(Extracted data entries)
---*---
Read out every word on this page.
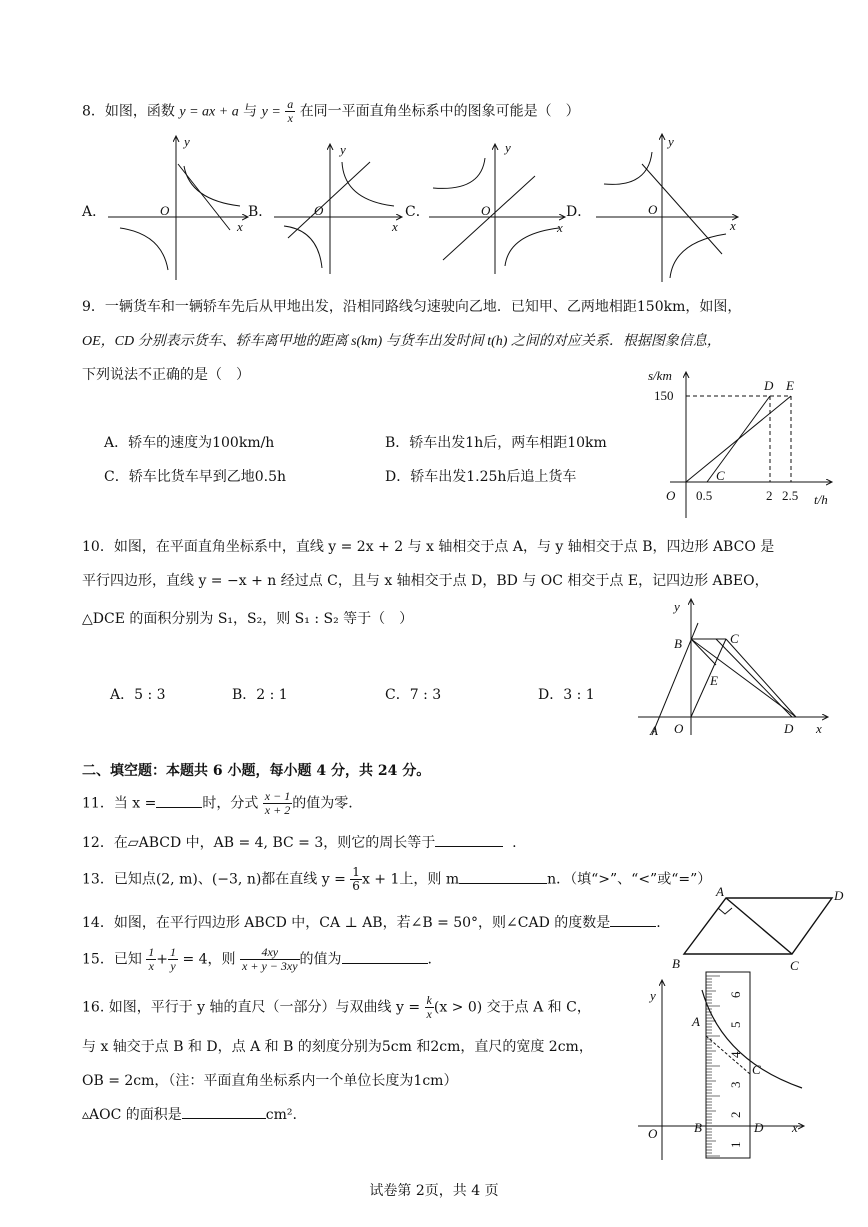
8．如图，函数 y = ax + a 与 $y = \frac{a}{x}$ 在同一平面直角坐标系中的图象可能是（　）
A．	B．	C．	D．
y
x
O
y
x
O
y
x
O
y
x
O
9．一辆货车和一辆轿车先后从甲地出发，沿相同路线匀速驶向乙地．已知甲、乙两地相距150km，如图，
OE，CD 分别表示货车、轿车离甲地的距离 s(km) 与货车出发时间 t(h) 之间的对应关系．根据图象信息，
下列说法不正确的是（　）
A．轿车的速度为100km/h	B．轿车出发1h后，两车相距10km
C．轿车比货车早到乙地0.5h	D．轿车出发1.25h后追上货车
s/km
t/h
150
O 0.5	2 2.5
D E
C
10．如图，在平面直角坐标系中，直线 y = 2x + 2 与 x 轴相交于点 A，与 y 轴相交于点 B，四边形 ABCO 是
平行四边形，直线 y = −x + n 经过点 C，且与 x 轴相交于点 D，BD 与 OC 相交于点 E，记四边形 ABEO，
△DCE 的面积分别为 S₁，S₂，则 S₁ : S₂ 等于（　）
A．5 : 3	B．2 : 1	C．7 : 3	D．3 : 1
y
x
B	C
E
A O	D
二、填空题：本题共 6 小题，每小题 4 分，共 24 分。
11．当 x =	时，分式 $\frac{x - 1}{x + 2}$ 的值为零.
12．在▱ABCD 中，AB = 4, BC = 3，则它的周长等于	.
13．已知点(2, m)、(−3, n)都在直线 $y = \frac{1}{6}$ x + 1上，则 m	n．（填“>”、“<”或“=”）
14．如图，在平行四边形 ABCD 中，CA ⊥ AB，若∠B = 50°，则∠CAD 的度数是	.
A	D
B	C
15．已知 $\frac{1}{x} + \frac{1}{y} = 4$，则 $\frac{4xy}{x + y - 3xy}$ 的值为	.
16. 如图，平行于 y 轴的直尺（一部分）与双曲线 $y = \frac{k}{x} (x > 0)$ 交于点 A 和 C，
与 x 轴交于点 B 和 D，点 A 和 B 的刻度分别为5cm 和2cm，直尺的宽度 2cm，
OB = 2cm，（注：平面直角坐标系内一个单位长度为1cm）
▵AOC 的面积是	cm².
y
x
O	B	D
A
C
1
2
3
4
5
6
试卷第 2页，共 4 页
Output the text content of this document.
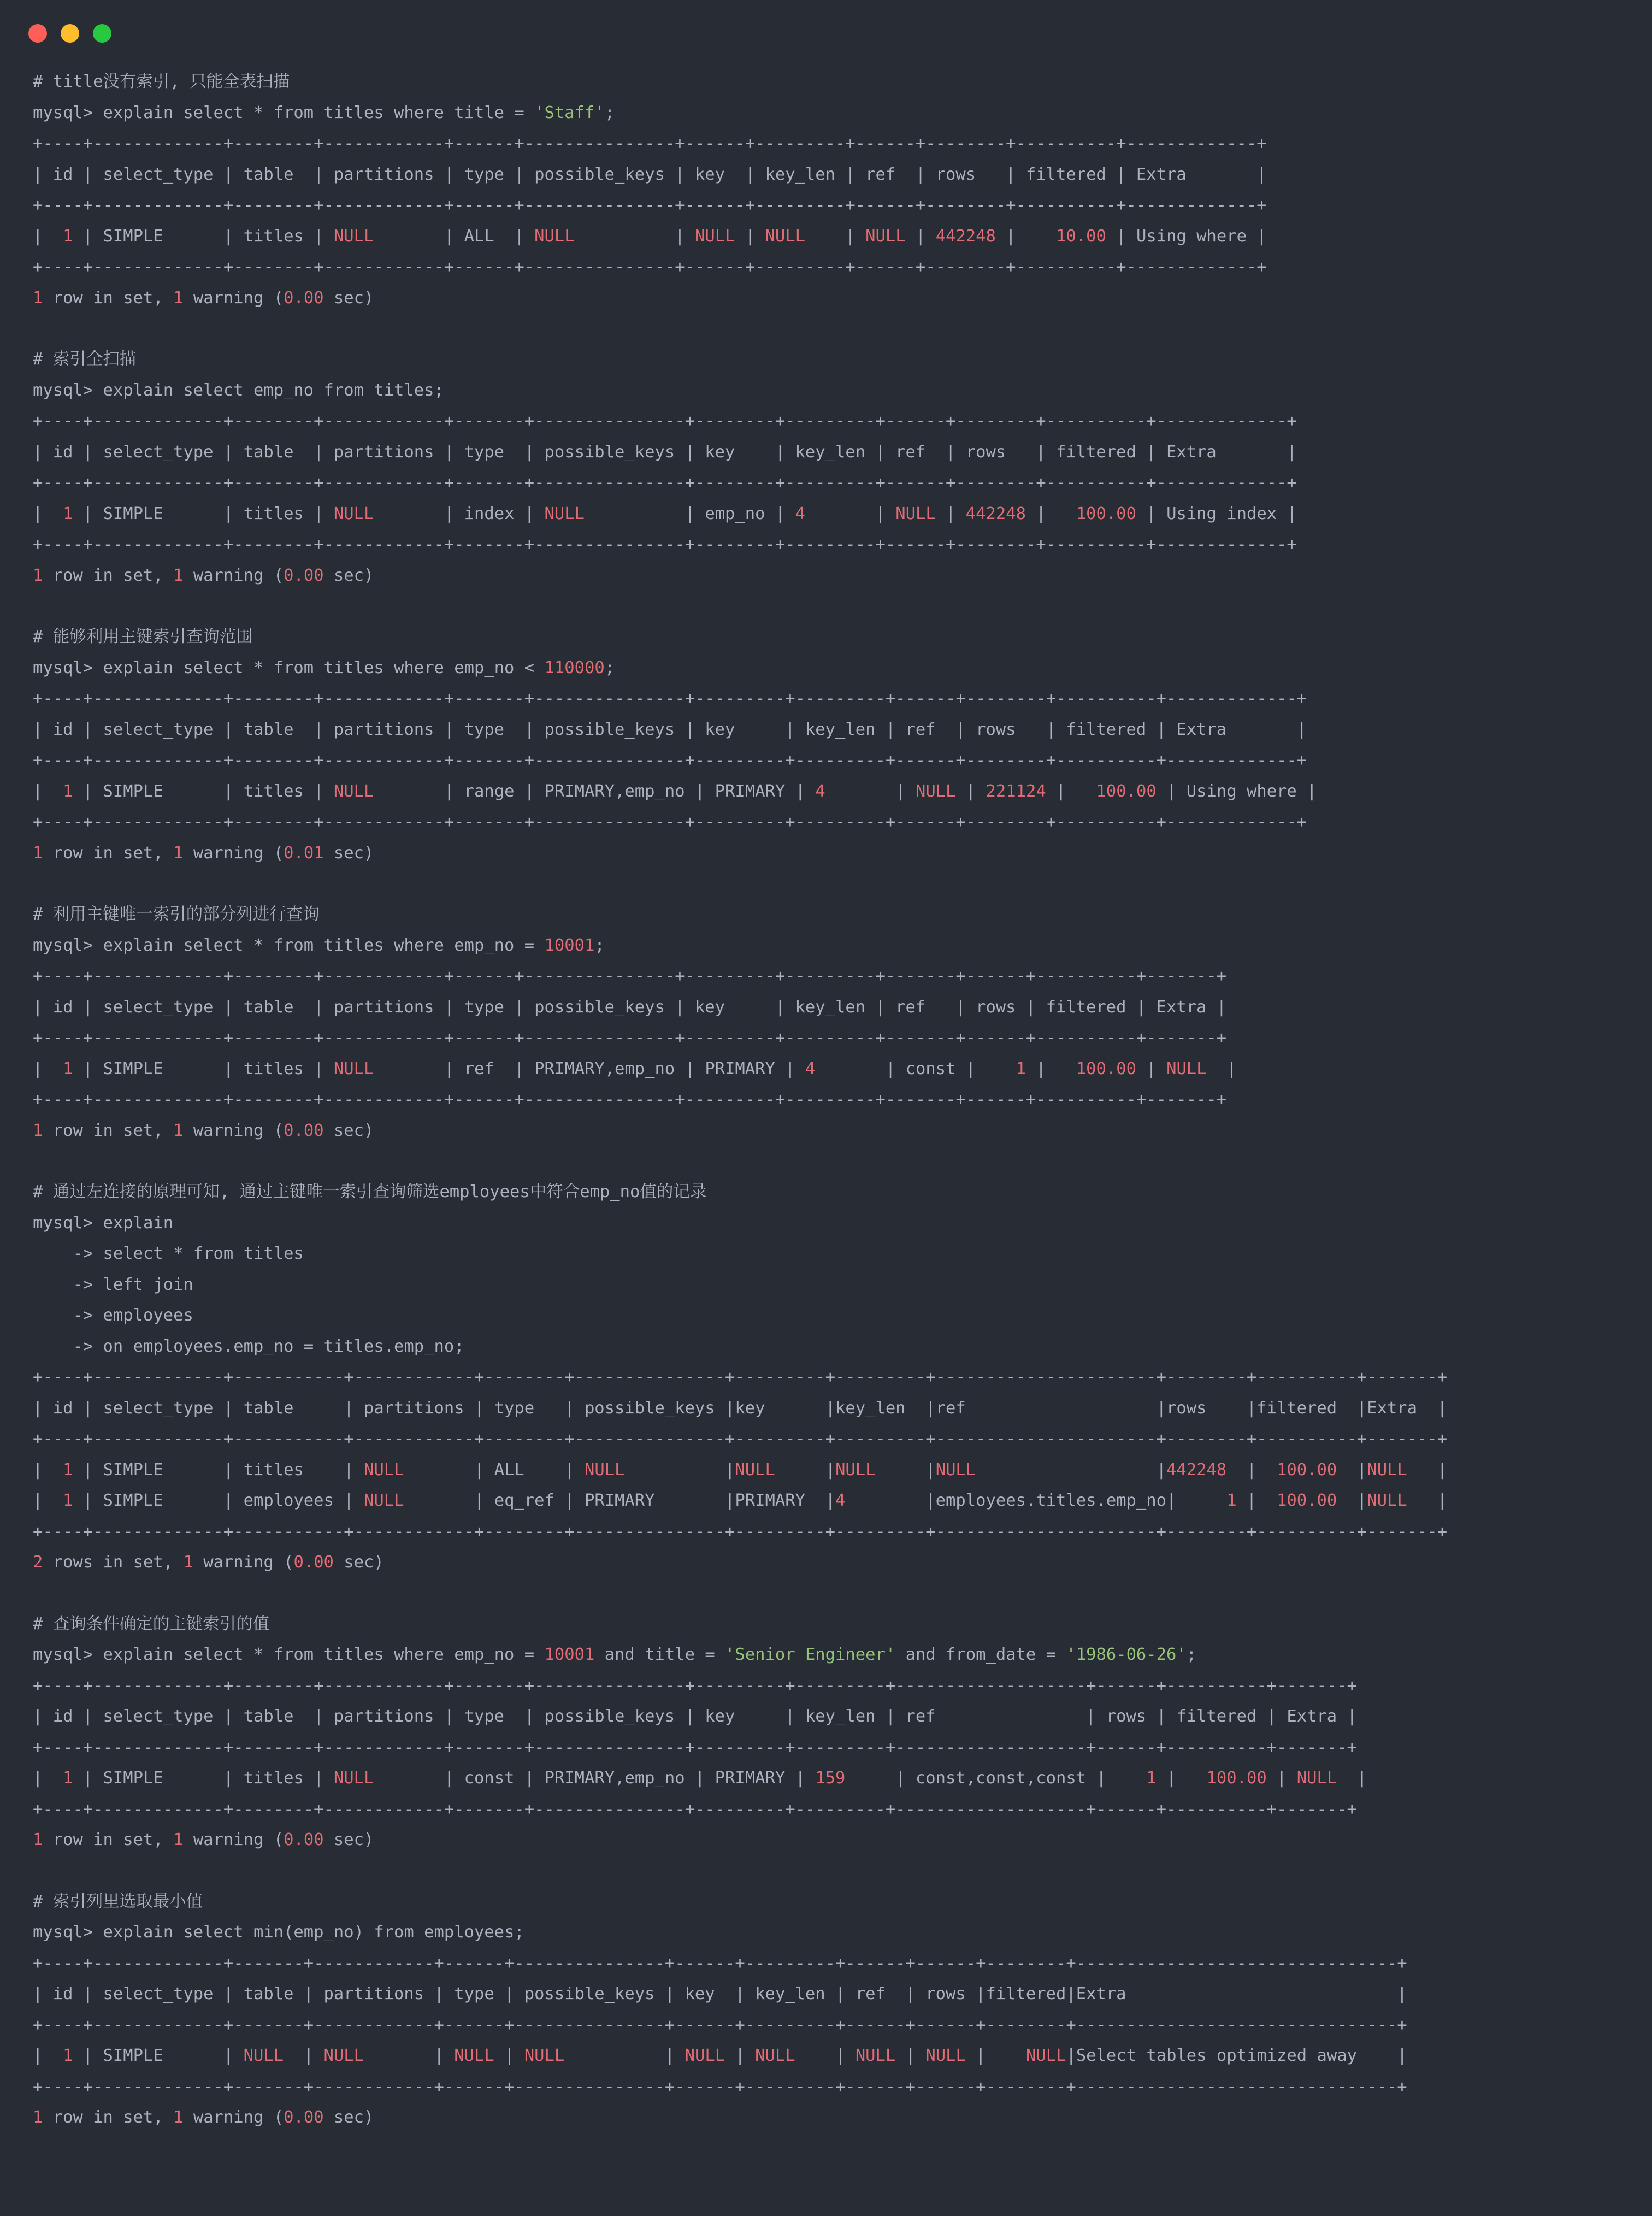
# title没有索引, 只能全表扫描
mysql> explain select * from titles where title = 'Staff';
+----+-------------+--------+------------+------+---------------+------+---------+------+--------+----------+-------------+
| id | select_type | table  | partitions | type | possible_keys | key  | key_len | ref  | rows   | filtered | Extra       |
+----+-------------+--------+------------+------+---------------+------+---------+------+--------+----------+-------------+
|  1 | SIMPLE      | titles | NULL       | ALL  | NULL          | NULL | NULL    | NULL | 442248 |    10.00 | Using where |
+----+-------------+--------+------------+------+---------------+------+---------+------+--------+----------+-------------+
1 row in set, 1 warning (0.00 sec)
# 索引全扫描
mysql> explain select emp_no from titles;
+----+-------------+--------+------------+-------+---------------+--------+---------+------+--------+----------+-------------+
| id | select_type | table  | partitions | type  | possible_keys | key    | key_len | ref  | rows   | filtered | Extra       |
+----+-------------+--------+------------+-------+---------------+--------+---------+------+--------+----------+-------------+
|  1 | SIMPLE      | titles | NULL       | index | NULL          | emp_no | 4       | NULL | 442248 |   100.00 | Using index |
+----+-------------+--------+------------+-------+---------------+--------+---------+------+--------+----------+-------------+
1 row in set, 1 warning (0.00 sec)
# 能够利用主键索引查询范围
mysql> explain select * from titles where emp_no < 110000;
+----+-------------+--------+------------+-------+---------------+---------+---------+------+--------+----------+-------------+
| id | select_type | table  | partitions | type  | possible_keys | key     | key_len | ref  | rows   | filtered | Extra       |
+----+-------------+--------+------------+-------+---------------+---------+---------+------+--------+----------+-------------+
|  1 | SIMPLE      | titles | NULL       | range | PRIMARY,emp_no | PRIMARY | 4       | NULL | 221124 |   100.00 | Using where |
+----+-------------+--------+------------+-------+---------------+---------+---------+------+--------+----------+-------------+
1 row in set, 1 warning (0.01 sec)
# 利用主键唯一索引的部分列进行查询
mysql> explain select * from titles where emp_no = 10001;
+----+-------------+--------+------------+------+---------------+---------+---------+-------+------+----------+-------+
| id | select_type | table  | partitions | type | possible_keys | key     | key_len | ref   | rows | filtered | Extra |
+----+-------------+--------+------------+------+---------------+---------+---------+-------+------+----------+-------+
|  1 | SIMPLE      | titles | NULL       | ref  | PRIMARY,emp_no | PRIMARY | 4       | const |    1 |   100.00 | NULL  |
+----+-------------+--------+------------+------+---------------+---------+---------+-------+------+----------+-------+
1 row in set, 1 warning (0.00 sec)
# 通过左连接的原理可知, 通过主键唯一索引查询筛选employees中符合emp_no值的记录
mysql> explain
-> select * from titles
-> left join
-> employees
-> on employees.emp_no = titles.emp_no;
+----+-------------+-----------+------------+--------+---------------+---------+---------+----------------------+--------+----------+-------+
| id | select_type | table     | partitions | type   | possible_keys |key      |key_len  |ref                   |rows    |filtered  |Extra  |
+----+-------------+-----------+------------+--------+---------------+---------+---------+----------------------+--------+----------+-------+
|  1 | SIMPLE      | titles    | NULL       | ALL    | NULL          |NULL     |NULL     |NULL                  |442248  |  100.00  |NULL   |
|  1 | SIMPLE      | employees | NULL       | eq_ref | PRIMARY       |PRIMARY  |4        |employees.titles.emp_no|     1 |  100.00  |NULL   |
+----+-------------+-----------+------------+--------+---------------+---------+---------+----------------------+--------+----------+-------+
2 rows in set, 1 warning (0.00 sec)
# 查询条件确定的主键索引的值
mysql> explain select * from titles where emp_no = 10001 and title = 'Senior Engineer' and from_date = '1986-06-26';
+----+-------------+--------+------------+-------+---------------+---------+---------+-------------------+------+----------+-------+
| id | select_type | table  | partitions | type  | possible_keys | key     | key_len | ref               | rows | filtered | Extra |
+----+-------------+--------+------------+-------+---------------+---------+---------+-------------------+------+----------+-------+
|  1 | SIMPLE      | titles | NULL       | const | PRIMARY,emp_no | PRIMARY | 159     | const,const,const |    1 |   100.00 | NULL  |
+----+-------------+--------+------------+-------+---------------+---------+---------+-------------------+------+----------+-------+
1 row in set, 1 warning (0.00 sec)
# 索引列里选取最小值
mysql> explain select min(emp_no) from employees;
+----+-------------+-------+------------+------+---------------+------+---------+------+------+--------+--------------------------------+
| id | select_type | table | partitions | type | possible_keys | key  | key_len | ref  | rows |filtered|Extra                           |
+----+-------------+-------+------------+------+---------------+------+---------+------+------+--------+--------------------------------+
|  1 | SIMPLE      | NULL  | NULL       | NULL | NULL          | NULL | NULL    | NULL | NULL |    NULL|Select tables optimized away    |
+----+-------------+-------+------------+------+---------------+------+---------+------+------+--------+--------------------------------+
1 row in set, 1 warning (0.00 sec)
---*---
• _WHAT YOU WILL DO_
In your copy of the listing above, reproduce each line exactly and omit all pictures.

• _THE COMPLETED TASK_
Read out every word on this page.
8．如图，函数 y = ax + a 与 $y = \frac{a}{x}$ 在同一平面直角坐标系中的图象可能是（　）
A．	B．	C．	D．
y
x
O
y
x
O
y
x
O
y
x
O
9．一辆货车和一辆轿车先后从甲地出发，沿相同路线匀速驶向乙地．已知甲、乙两地相距150km，如图，
OE，CD 分别表示货车、轿车离甲地的距离 s(km) 与货车出发时间 t(h) 之间的对应关系．根据图象信息，
下列说法不正确的是（　）
A．轿车的速度为100km/h	B．轿车出发1h后，两车相距10km
C．轿车比货车早到乙地0.5h	D．轿车出发1.25h后追上货车
s/km
t/h
150
O 0.5	2 2.5
D E
C
10．如图，在平面直角坐标系中，直线 y = 2x + 2 与 x 轴相交于点 A，与 y 轴相交于点 B，四边形 ABCO 是
平行四边形，直线 y = −x + n 经过点 C，且与 x 轴相交于点 D，BD 与 OC 相交于点 E，记四边形 ABEO，
△DCE 的面积分别为 S₁，S₂，则 S₁ : S₂ 等于（　）
A．5 : 3	B．2 : 1	C．7 : 3	D．3 : 1
y
x
B	C
E
A O	D
二、填空题：本题共 6 小题，每小题 4 分，共 24 分。
11．当 x =	时，分式 $\frac{x - 1}{x + 2}$ 的值为零.
12．在▱ABCD 中，AB = 4, BC = 3，则它的周长等于	.
13．已知点(2, m)、(−3, n)都在直线 $y = \frac{1}{6}$ x + 1上，则 m	n．（填“>”、“<”或“=”）
14．如图，在平行四边形 ABCD 中，CA ⊥ AB，若∠B = 50°，则∠CAD 的度数是	.
A	D
B	C
15．已知 $\frac{1}{x} + \frac{1}{y} = 4$，则 $\frac{4xy}{x + y - 3xy}$ 的值为	.
16. 如图，平行于 y 轴的直尺（一部分）与双曲线 $y = \frac{k}{x} (x > 0)$ 交于点 A 和 C，
与 x 轴交于点 B 和 D，点 A 和 B 的刻度分别为5cm 和2cm，直尺的宽度 2cm，
OB = 2cm，（注：平面直角坐标系内一个单位长度为1cm）
▵AOC 的面积是	cm².
y
x
O	B	D
A
C
1
2
3
4
5
6
试卷第 2页，共 4 页
Output the text content of this document.
# title没有索引, 只能全表扫描
mysql> explain select * from titles where title = 'Staff';
+----+-------------+--------+------------+------+---------------+------+---------+------+--------+----------+-------------+
| id | select_type | table  | partitions | type | possible_keys | key  | key_len | ref  | rows   | filtered | Extra       |
+----+-------------+--------+------------+------+---------------+------+---------+------+--------+----------+-------------+
|  1 | SIMPLE      | titles | NULL       | ALL  | NULL          | NULL | NULL    | NULL | 442248 |    10.00 | Using where |
+----+-------------+--------+------------+------+---------------+------+---------+------+--------+----------+-------------+
1 row in set, 1 warning (0.00 sec)
# 索引全扫描
mysql> explain select emp_no from titles;
+----+-------------+--------+------------+-------+---------------+--------+---------+------+--------+----------+-------------+
| id | select_type | table  | partitions | type  | possible_keys | key    | key_len | ref  | rows   | filtered | Extra       |
+----+-------------+--------+------------+-------+---------------+--------+---------+------+--------+----------+-------------+
|  1 | SIMPLE      | titles | NULL       | index | NULL          | emp_no | 4       | NULL | 442248 |   100.00 | Using index |
+----+-------------+--------+------------+-------+---------------+--------+---------+------+--------+----------+-------------+
1 row in set, 1 warning (0.00 sec)
# 能够利用主键索引查询范围
mysql> explain select * from titles where emp_no < 110000;
+----+-------------+--------+------------+-------+---------------+---------+---------+------+--------+----------+-------------+
| id | select_type | table  | partitions | type  | possible_keys | key     | key_len | ref  | rows   | filtered | Extra       |
+----+-------------+--------+------------+-------+---------------+---------+---------+------+--------+----------+-------------+
|  1 | SIMPLE      | titles | NULL       | range | PRIMARY,emp_no | PRIMARY | 4       | NULL | 221124 |   100.00 | Using where |
+----+-------------+--------+------------+-------+---------------+---------+---------+------+--------+----------+-------------+
1 row in set, 1 warning (0.01 sec)
# 利用主键唯一索引的部分列进行查询
mysql> explain select * from titles where emp_no = 10001;
+----+-------------+--------+------------+------+---------------+---------+---------+-------+------+----------+-------+
| id | select_type | table  | partitions | type | possible_keys | key     | key_len | ref   | rows | filtered | Extra |
+----+-------------+--------+------------+------+---------------+---------+---------+-------+------+----------+-------+
|  1 | SIMPLE      | titles | NULL       | ref  | PRIMARY,emp_no | PRIMARY | 4       | const |    1 |   100.00 | NULL  |
+----+-------------+--------+------------+------+---------------+---------+---------+-------+------+----------+-------+
1 row in set, 1 warning (0.00 sec)
# 通过左连接的原理可知, 通过主键唯一索引查询筛选employees中符合emp_no值的记录
mysql> explain
-> select * from titles
-> left join
-> employees
-> on employees.emp_no = titles.emp_no;
+----+-------------+-----------+------------+--------+---------------+---------+---------+----------------------+--------+----------+-------+
| id | select_type | table     | partitions | type   | possible_keys |key      |key_len  |ref                   |rows    |filtered  |Extra  |
+----+-------------+-----------+------------+--------+---------------+---------+---------+----------------------+--------+----------+-------+
|  1 | SIMPLE      | titles    | NULL       | ALL    | NULL          |NULL     |NULL     |NULL                  |442248  |  100.00  |NULL   |
|  1 | SIMPLE      | employees | NULL       | eq_ref | PRIMARY       |PRIMARY  |4        |employees.titles.emp_no|     1 |  100.00  |NULL   |
+----+-------------+-----------+------------+--------+---------------+---------+---------+----------------------+--------+----------+-------+
2 rows in set, 1 warning (0.00 sec)
# 查询条件确定的主键索引的值
mysql> explain select * from titles where emp_no = 10001 and title = 'Senior Engineer' and from_date = '1986-06-26';
+----+-------------+--------+------------+-------+---------------+---------+---------+-------------------+------+----------+-------+
| id | select_type | table  | partitions | type  | possible_keys | key     | key_len | ref               | rows | filtered | Extra |
+----+-------------+--------+------------+-------+---------------+---------+---------+-------------------+------+----------+-------+
|  1 | SIMPLE      | titles | NULL       | const | PRIMARY,emp_no | PRIMARY | 159     | const,const,const |    1 |   100.00 | NULL  |
+----+-------------+--------+------------+-------+---------------+---------+---------+-------------------+------+----------+-------+
1 row in set, 1 warning (0.00 sec)
# 索引列里选取最小值
mysql> explain select min(emp_no) from employees;
+----+-------------+-------+------------+------+---------------+------+---------+------+------+--------+--------------------------------+
| id | select_type | table | partitions | type | possible_keys | key  | key_len | ref  | rows |filtered|Extra                           |
+----+-------------+-------+------------+------+---------------+------+---------+------+------+--------+--------------------------------+
|  1 | SIMPLE      | NULL  | NULL       | NULL | NULL          | NULL | NULL    | NULL | NULL |    NULL|Select tables optimized away    |
+----+-------------+-------+------------+------+---------------+------+---------+------+------+--------+--------------------------------+
1 row in set, 1 warning (0.00 sec)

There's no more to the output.